- **INSTRUCTION**
Every line that contains the word "TradingView" should be copied.

--- Start RAW DATA ---

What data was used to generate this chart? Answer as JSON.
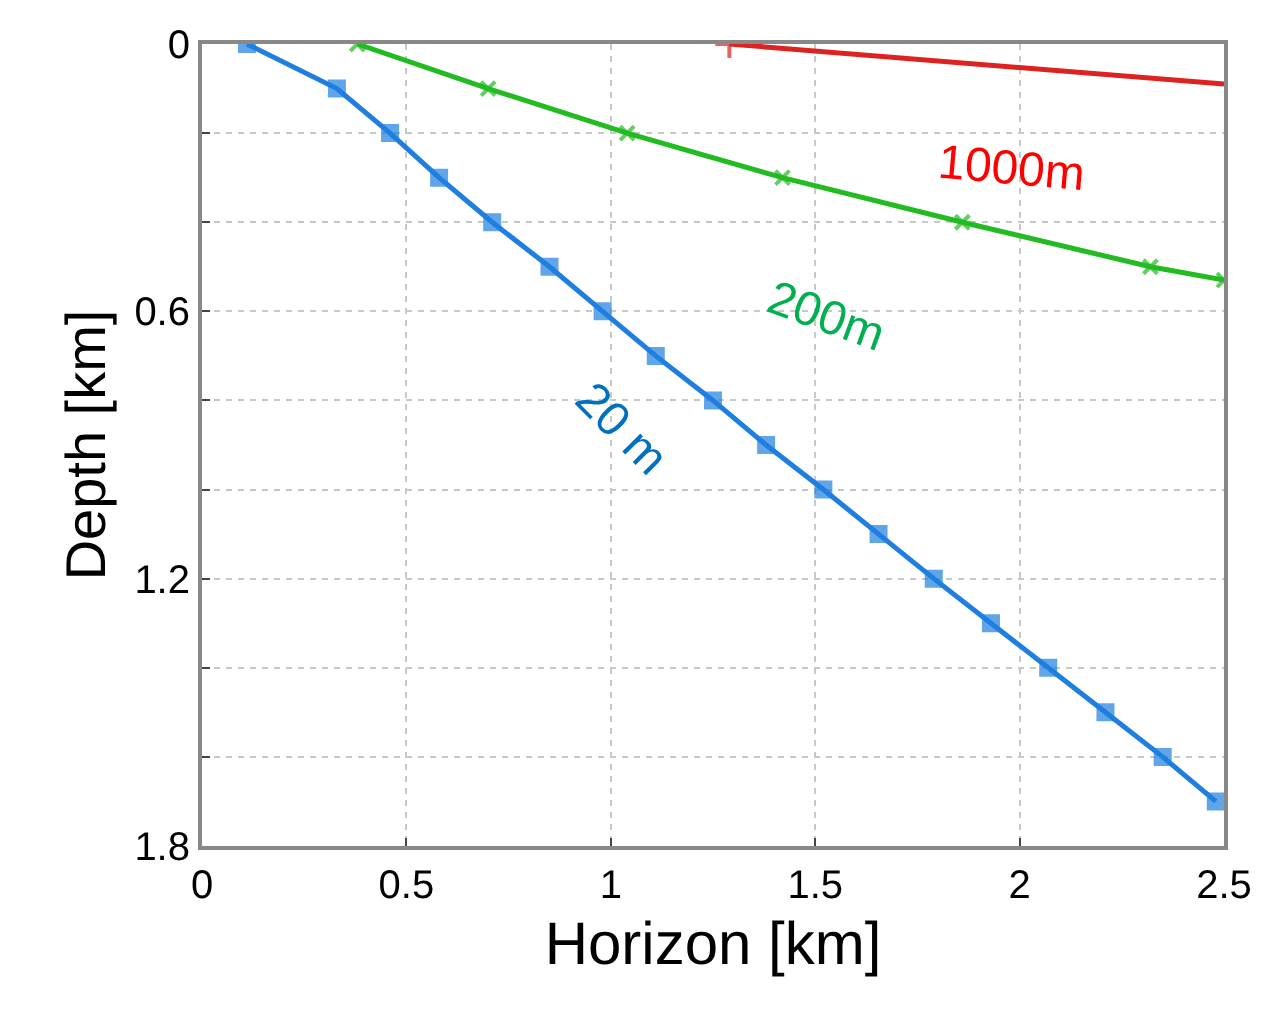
{
  "chart_data": {
    "type": "line",
    "xlabel": "Horizon [km]",
    "ylabel": "Depth [km]",
    "xlim": [
      0,
      2.5
    ],
    "ylim": [
      1.8,
      0
    ],
    "xticks": [
      0,
      0.5,
      1,
      1.5,
      2,
      2.5
    ],
    "yticks": [
      0,
      {
        "value": 0.2,
        "label": null
      },
      {
        "value": 0.4,
        "label": null
      },
      0.6,
      {
        "value": 0.8,
        "label": null
      },
      {
        "value": 1.0,
        "label": null
      },
      1.2,
      {
        "value": 1.4,
        "label": null
      },
      {
        "value": 1.6,
        "label": null
      },
      1.8
    ],
    "grid": true,
    "line_style": "solid",
    "series": [
      {
        "color": "#1f7fe0",
        "marker": "square",
        "x": [
          0.11,
          0.33,
          0.46,
          0.58,
          0.71,
          0.85,
          0.98,
          1.11,
          1.25,
          1.38,
          1.52,
          1.655,
          1.79,
          1.93,
          2.07,
          2.21,
          2.35,
          2.48
        ],
        "values": [
          0,
          0.1,
          0.2,
          0.3,
          0.4,
          0.5,
          0.6,
          0.7,
          0.8,
          0.9,
          1.0,
          1.1,
          1.2,
          1.3,
          1.4,
          1.5,
          1.6,
          1.7
        ]
      },
      {
        "color": "#22bb22",
        "marker": "cross",
        "x": [
          0.38,
          0.7,
          1.04,
          1.42,
          1.86,
          2.32,
          2.5
        ],
        "values": [
          0,
          0.1,
          0.2,
          0.3,
          0.4,
          0.5,
          0.53
        ]
      },
      {
        "color": "#dd2222",
        "marker": "cross",
        "x": [
          1.29,
          2.5
        ],
        "values": [
          0,
          0.09
        ]
      }
    ],
    "annotations": [
      "20 m",
      "200m",
      "1000m"
    ]
  }
}
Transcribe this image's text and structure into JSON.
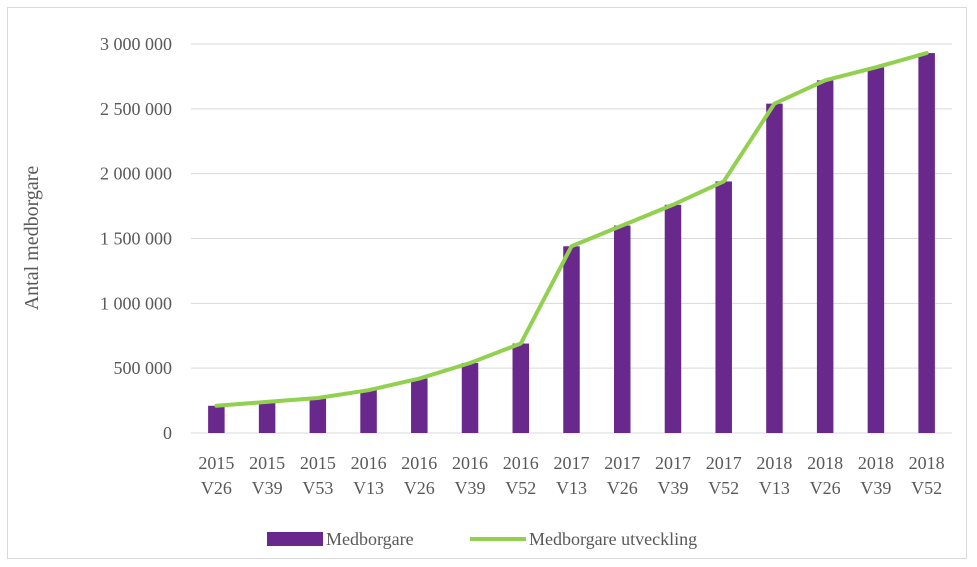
{
  "chart_data": {
    "type": "bar",
    "title": "",
    "ylabel": "Antal medborgare",
    "xlabel": "",
    "ylim": [
      0,
      3000000
    ],
    "y_ticks": [
      0,
      500000,
      1000000,
      1500000,
      2000000,
      2500000,
      3000000
    ],
    "y_tick_labels": [
      "0",
      "500 000",
      "1 000 000",
      "1 500 000",
      "2 000 000",
      "2 500 000",
      "3 000 000"
    ],
    "grid": true,
    "legend_position": "bottom",
    "categories": [
      [
        "2015",
        "V26"
      ],
      [
        "2015",
        "V39"
      ],
      [
        "2015",
        "V53"
      ],
      [
        "2016",
        "V13"
      ],
      [
        "2016",
        "V26"
      ],
      [
        "2016",
        "V39"
      ],
      [
        "2016",
        "V52"
      ],
      [
        "2017",
        "V13"
      ],
      [
        "2017",
        "V26"
      ],
      [
        "2017",
        "V39"
      ],
      [
        "2017",
        "V52"
      ],
      [
        "2018",
        "V13"
      ],
      [
        "2018",
        "V26"
      ],
      [
        "2018",
        "V39"
      ],
      [
        "2018",
        "V52"
      ]
    ],
    "series": [
      {
        "name": "Medborgare",
        "kind": "bar",
        "color": "#68288c",
        "values": [
          210000,
          240000,
          270000,
          330000,
          420000,
          540000,
          690000,
          1440000,
          1600000,
          1760000,
          1940000,
          2540000,
          2720000,
          2820000,
          2930000
        ]
      },
      {
        "name": "Medborgare utveckling",
        "kind": "line",
        "color": "#92d050",
        "values": [
          210000,
          240000,
          270000,
          330000,
          420000,
          540000,
          690000,
          1440000,
          1600000,
          1760000,
          1940000,
          2540000,
          2720000,
          2820000,
          2930000
        ]
      }
    ]
  }
}
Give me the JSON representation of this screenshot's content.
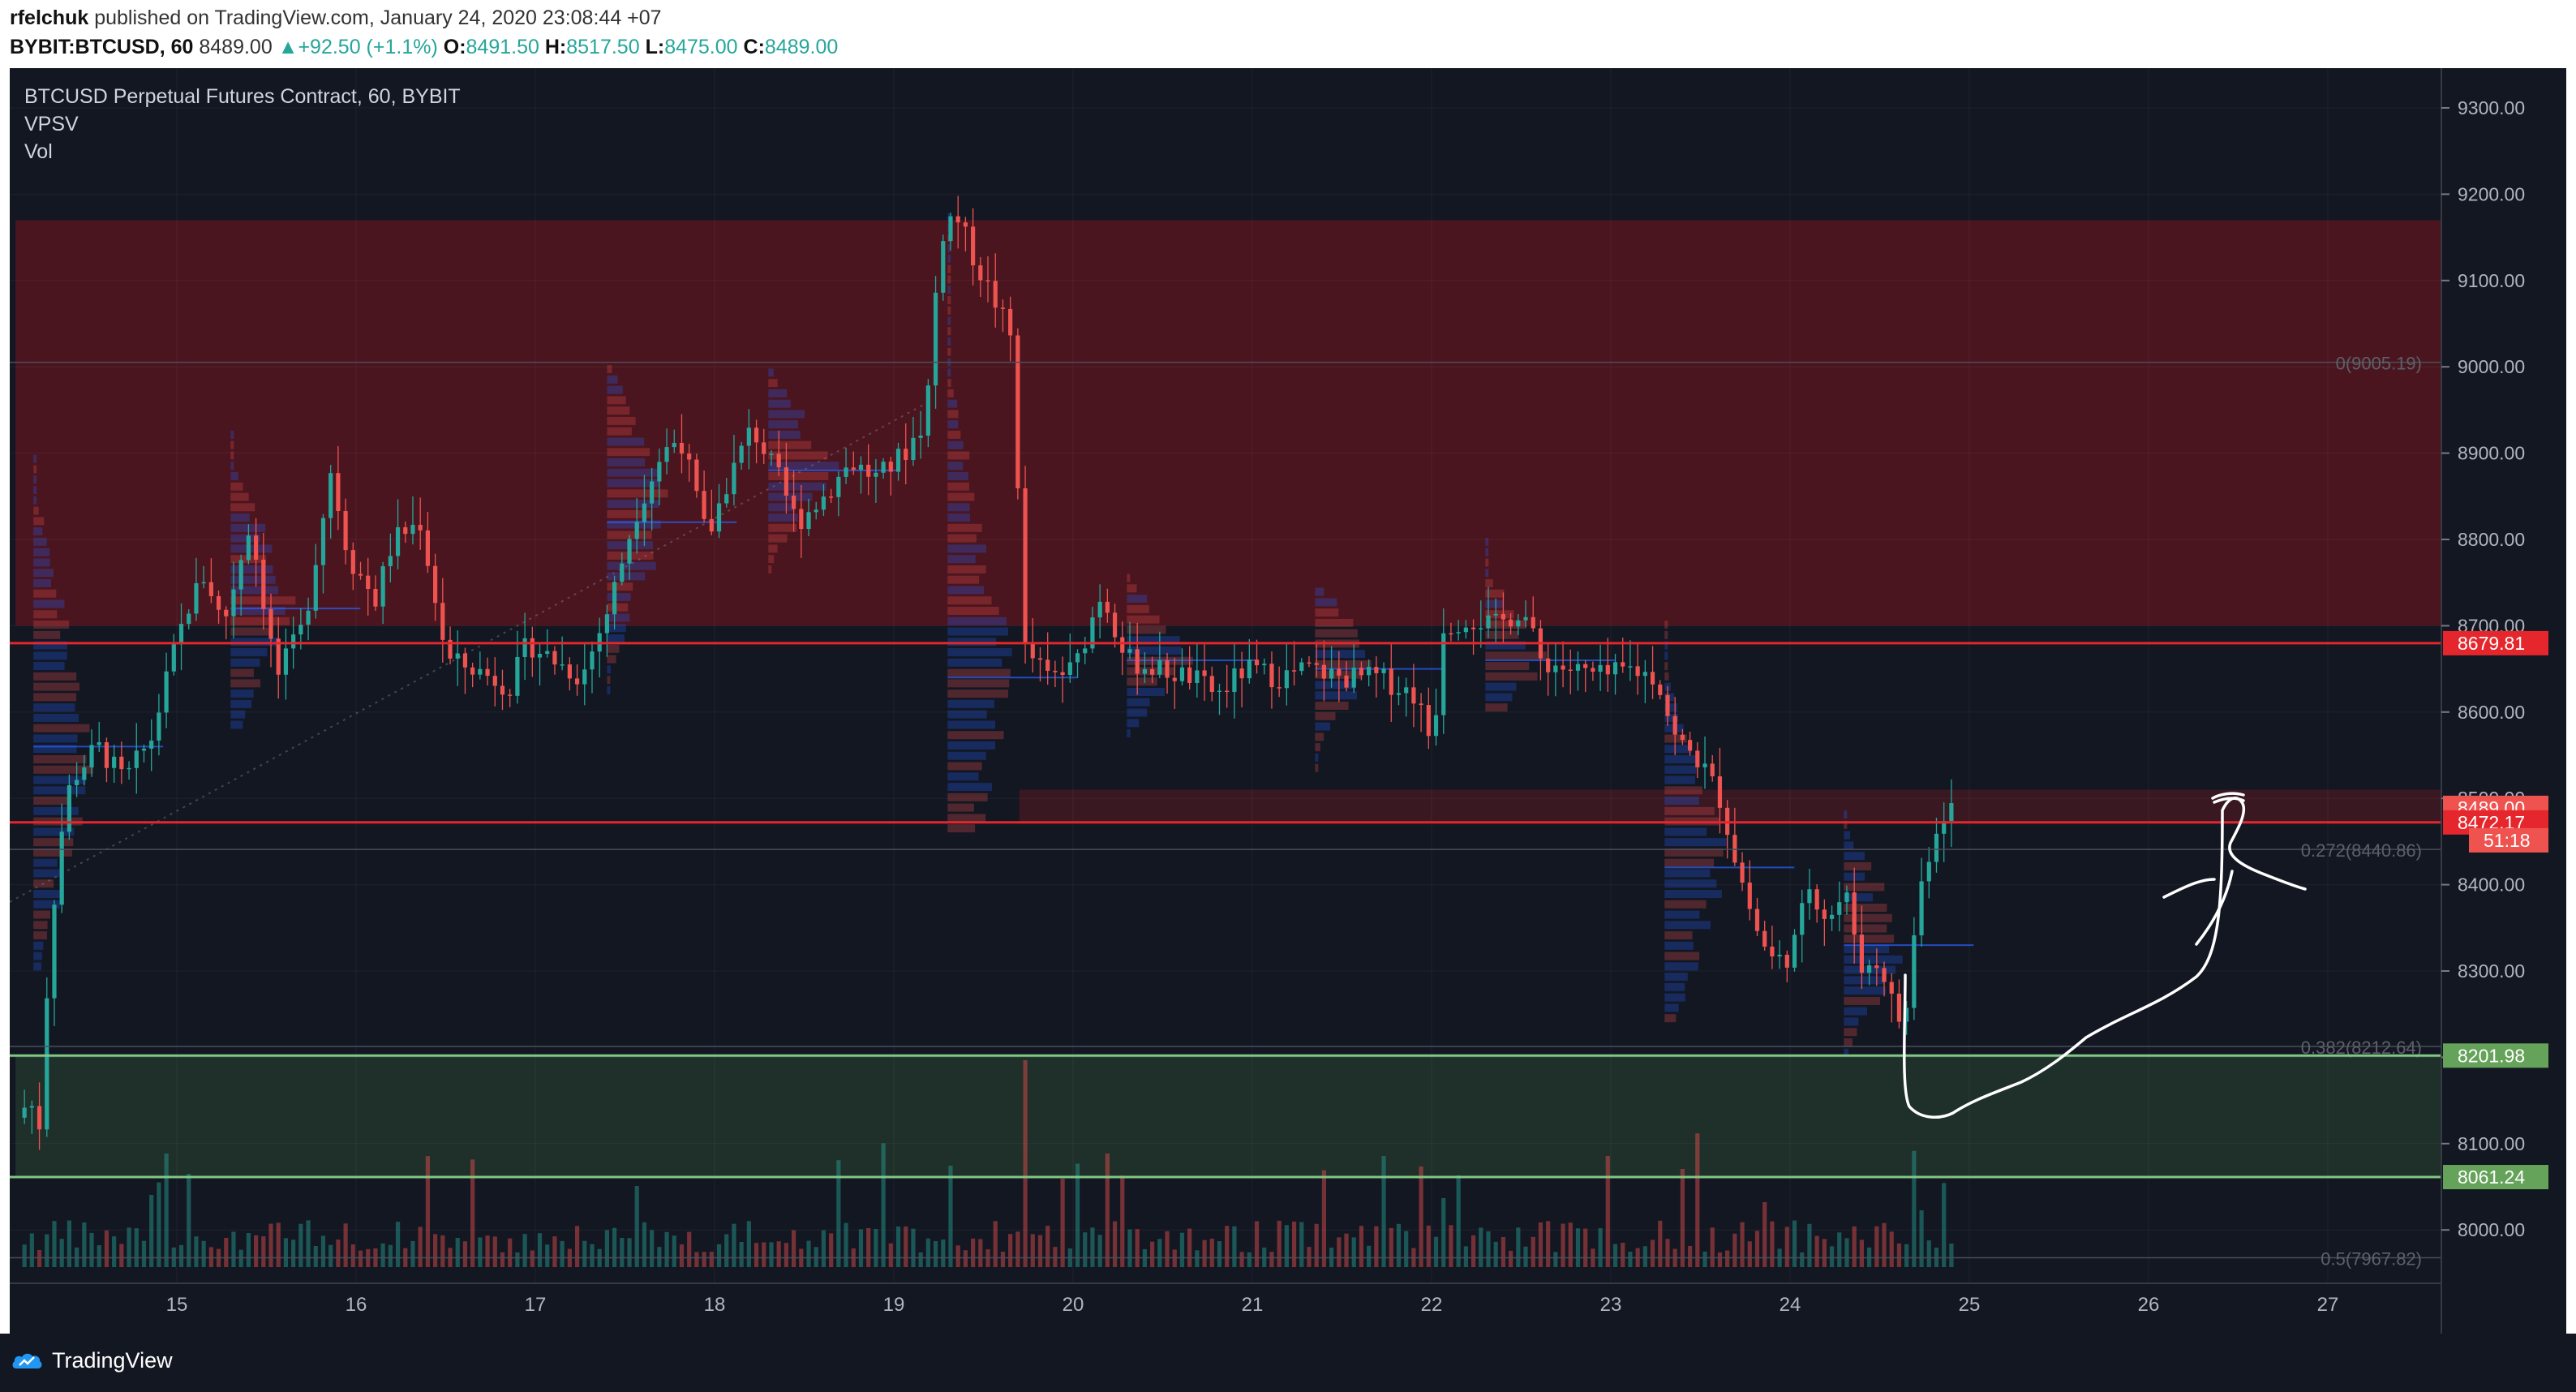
{
  "header": {
    "author": "rfelchuk",
    "published_text": "published on TradingView.com, January 24, 2020 23:08:44 +07",
    "symbol": "BYBIT:BTCUSD, 60",
    "last": "8489.00",
    "change": "+92.50 (+1.1%)",
    "o_label": "O:",
    "o_value": "8491.50",
    "h_label": "H:",
    "h_value": "8517.50",
    "l_label": "L:",
    "l_value": "8475.00",
    "c_label": "C:",
    "c_value": "8489.00"
  },
  "legend": {
    "title": "BTCUSD Perpetual Futures Contract, 60, BYBIT",
    "indicator1": "VPSV",
    "indicator2": "Vol"
  },
  "footer": {
    "brand": "TradingView"
  },
  "colors": {
    "background": "#131722",
    "up": "#26a69a",
    "down": "#ef5350",
    "resistance_zone": "#4a151e",
    "support_zone": "#1f2f2a",
    "red_line": "#e5272d",
    "green_line": "#81c784",
    "fib_line": "#4a4e5a"
  },
  "chart_data": {
    "type": "candlestick",
    "title": "BTCUSD Perpetual Futures Contract, 60, BYBIT",
    "xlabel": "",
    "ylabel": "",
    "x_ticks": [
      "15",
      "16",
      "17",
      "18",
      "19",
      "20",
      "21",
      "22",
      "23",
      "24",
      "25",
      "26",
      "27"
    ],
    "y_ticks": [
      "8000.00",
      "8100.00",
      "8200.00",
      "8300.00",
      "8400.00",
      "8500.00",
      "8600.00",
      "8700.00",
      "8800.00",
      "8900.00",
      "9000.00",
      "9100.00",
      "9200.00",
      "9300.00"
    ],
    "ylim": [
      7900,
      9330
    ],
    "xlim": [
      14.1,
      27.7
    ],
    "grid": true,
    "price_path": [
      [
        14.15,
        8130
      ],
      [
        14.22,
        8150
      ],
      [
        14.28,
        8120
      ],
      [
        14.32,
        8290
      ],
      [
        14.38,
        8440
      ],
      [
        14.45,
        8520
      ],
      [
        14.6,
        8560
      ],
      [
        14.75,
        8520
      ],
      [
        14.9,
        8570
      ],
      [
        15.0,
        8650
      ],
      [
        15.1,
        8720
      ],
      [
        15.2,
        8760
      ],
      [
        15.3,
        8700
      ],
      [
        15.45,
        8820
      ],
      [
        15.6,
        8640
      ],
      [
        15.75,
        8700
      ],
      [
        15.9,
        8880
      ],
      [
        16.0,
        8780
      ],
      [
        16.15,
        8730
      ],
      [
        16.25,
        8800
      ],
      [
        16.4,
        8820
      ],
      [
        16.55,
        8660
      ],
      [
        16.7,
        8650
      ],
      [
        16.9,
        8630
      ],
      [
        17.0,
        8680
      ],
      [
        17.15,
        8660
      ],
      [
        17.3,
        8640
      ],
      [
        17.45,
        8720
      ],
      [
        17.6,
        8830
      ],
      [
        17.75,
        8900
      ],
      [
        17.85,
        8920
      ],
      [
        18.0,
        8800
      ],
      [
        18.1,
        8860
      ],
      [
        18.25,
        8930
      ],
      [
        18.4,
        8870
      ],
      [
        18.5,
        8820
      ],
      [
        18.65,
        8850
      ],
      [
        18.8,
        8890
      ],
      [
        18.95,
        8870
      ],
      [
        19.1,
        8900
      ],
      [
        19.22,
        8940
      ],
      [
        19.3,
        9150
      ],
      [
        19.38,
        9180
      ],
      [
        19.5,
        9120
      ],
      [
        19.62,
        9070
      ],
      [
        19.72,
        9020
      ],
      [
        19.75,
        8680
      ],
      [
        19.9,
        8640
      ],
      [
        20.05,
        8650
      ],
      [
        20.2,
        8740
      ],
      [
        20.35,
        8660
      ],
      [
        20.5,
        8650
      ],
      [
        20.7,
        8640
      ],
      [
        20.85,
        8620
      ],
      [
        21.0,
        8650
      ],
      [
        21.2,
        8640
      ],
      [
        21.35,
        8650
      ],
      [
        21.55,
        8640
      ],
      [
        21.75,
        8640
      ],
      [
        21.95,
        8620
      ],
      [
        22.05,
        8560
      ],
      [
        22.1,
        8700
      ],
      [
        22.25,
        8710
      ],
      [
        22.4,
        8700
      ],
      [
        22.55,
        8720
      ],
      [
        22.65,
        8660
      ],
      [
        22.8,
        8650
      ],
      [
        23.0,
        8640
      ],
      [
        23.15,
        8650
      ],
      [
        23.3,
        8640
      ],
      [
        23.4,
        8570
      ],
      [
        23.55,
        8540
      ],
      [
        23.65,
        8500
      ],
      [
        23.75,
        8420
      ],
      [
        23.85,
        8350
      ],
      [
        23.95,
        8310
      ],
      [
        24.05,
        8320
      ],
      [
        24.15,
        8400
      ],
      [
        24.25,
        8360
      ],
      [
        24.35,
        8390
      ],
      [
        24.45,
        8300
      ],
      [
        24.55,
        8310
      ],
      [
        24.6,
        8270
      ],
      [
        24.68,
        8230
      ],
      [
        24.75,
        8380
      ],
      [
        24.82,
        8440
      ],
      [
        24.88,
        8480
      ],
      [
        24.92,
        8489
      ]
    ],
    "last_price": 8489.0,
    "countdown": "51:18",
    "price_labels": [
      {
        "value": 8679.81,
        "text": "8679.81",
        "color": "#e5272d"
      },
      {
        "value": 8489.0,
        "text": "8489.00",
        "color": "#ef5350"
      },
      {
        "value": 8472.17,
        "text": "8472.17",
        "color": "#e5272d"
      },
      {
        "value": 8201.98,
        "text": "8201.98",
        "color": "#66a35a"
      },
      {
        "value": 8061.24,
        "text": "8061.24",
        "color": "#66a35a"
      }
    ],
    "fib_levels": [
      {
        "value": 9005.19,
        "label": "0(9005.19)"
      },
      {
        "value": 8440.86,
        "label": "0.272(8440.86)"
      },
      {
        "value": 8212.64,
        "label": "0.382(8212.64)"
      },
      {
        "value": 7967.82,
        "label": "0.5(7967.82)"
      }
    ],
    "zones": [
      {
        "name": "resistance",
        "from": 8700,
        "to": 9170,
        "x_from": 14.1,
        "x_to": 27.7
      },
      {
        "name": "mid-box",
        "from": 8472.17,
        "to": 8510,
        "x_from": 19.7,
        "x_to": 27.7
      },
      {
        "name": "support",
        "from": 8061.24,
        "to": 8201.98,
        "x_from": 14.1,
        "x_to": 27.7
      }
    ],
    "horizontal_lines": [
      8679.81,
      8472.17,
      8201.98,
      8061.24
    ]
  }
}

--- End RAW DATA ---

- **ANSWER TO THIS TASK**
    "published_text": "published on TradingView.com, January 24, 2020 23:08:44 +07",
    "brand": "TradingView"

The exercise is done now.